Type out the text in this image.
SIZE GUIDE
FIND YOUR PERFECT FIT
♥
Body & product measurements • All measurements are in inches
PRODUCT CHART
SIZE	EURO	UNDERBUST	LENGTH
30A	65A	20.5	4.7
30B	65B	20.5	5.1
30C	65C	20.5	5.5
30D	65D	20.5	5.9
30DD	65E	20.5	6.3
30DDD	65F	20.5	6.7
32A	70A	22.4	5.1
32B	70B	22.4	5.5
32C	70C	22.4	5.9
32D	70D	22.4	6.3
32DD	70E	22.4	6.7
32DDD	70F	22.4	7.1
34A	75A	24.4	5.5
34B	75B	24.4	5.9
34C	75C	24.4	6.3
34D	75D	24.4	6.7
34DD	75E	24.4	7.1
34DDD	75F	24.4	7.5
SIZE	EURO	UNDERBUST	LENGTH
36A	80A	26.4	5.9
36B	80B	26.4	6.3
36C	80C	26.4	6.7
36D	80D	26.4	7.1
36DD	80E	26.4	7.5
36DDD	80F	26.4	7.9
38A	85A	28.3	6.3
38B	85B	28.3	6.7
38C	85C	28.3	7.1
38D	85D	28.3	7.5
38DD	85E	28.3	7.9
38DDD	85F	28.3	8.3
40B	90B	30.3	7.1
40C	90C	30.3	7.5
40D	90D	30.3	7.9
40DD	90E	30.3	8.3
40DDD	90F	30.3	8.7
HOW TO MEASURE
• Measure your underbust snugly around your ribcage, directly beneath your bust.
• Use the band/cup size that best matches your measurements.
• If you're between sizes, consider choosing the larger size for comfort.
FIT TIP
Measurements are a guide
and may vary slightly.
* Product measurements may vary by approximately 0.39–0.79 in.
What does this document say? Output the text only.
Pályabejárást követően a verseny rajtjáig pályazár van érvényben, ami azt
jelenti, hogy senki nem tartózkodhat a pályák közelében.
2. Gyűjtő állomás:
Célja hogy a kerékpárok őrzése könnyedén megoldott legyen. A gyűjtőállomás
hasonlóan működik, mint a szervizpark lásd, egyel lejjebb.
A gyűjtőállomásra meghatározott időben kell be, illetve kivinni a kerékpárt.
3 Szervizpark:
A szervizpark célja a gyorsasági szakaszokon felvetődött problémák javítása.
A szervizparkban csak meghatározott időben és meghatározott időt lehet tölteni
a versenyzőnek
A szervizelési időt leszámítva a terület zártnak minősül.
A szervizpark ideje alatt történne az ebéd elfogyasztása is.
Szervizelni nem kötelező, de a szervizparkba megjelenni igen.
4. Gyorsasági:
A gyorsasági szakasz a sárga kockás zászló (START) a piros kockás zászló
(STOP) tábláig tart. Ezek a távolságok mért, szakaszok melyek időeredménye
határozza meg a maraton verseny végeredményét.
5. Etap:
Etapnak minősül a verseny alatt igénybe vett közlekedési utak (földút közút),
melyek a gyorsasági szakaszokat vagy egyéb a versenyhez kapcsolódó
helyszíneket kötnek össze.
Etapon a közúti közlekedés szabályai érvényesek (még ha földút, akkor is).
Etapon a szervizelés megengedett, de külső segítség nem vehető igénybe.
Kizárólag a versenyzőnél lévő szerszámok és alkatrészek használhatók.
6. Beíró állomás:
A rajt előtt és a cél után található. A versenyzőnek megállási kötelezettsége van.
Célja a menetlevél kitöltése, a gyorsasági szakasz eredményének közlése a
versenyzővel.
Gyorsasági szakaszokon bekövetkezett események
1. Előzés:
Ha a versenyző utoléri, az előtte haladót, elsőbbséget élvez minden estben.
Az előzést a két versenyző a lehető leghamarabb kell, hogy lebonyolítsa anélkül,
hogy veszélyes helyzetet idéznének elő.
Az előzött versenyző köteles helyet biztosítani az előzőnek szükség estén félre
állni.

> [DIRECTIVE] Pick each line holding the word "Etapon" out of the listing.

> [SOLUTION FOR THIS EXERCISE]
Etapon a közúti közlekedés szabályai érvényesek (még ha földút, akkor is).
Etapon a szervizelés megengedett, de külső segítség nem vehető igénybe.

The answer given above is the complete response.